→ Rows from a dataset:
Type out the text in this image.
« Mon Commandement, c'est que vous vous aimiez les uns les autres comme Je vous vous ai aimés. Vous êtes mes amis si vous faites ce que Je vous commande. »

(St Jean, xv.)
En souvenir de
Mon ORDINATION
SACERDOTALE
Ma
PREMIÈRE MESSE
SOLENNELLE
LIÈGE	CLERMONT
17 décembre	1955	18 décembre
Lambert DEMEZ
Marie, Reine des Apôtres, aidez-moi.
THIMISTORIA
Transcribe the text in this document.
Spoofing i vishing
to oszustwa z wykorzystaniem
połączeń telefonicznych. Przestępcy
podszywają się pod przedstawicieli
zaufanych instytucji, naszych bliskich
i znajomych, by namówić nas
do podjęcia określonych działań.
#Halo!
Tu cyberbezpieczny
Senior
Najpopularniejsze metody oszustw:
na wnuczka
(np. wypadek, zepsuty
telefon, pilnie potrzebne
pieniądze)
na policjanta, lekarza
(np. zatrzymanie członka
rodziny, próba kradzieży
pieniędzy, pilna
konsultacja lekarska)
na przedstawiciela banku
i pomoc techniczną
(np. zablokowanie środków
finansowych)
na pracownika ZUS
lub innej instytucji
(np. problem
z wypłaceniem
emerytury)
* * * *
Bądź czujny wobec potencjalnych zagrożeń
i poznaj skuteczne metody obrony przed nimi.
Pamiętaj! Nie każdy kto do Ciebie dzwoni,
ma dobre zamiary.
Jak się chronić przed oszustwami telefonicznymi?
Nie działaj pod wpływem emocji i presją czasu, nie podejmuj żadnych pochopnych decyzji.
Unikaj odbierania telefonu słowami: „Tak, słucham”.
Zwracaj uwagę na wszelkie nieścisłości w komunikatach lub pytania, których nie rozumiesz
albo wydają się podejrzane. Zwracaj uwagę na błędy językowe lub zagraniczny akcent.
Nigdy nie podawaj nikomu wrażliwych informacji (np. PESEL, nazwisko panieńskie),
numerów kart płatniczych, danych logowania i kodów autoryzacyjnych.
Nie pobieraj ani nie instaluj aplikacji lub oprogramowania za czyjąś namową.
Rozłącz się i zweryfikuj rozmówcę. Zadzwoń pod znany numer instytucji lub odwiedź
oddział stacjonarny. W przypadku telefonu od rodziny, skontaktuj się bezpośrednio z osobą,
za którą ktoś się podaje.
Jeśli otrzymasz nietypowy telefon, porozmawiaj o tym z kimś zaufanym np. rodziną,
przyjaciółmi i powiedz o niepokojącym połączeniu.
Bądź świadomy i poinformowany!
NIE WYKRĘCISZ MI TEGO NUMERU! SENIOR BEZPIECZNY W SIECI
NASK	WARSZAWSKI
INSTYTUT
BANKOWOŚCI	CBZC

→ Required task: Copy every line in the records above that contains the word "Bądź".

→ Exercise output:
Bądź czujny wobec potencjalnych zagrożeń
Bądź świadomy i poinformowany!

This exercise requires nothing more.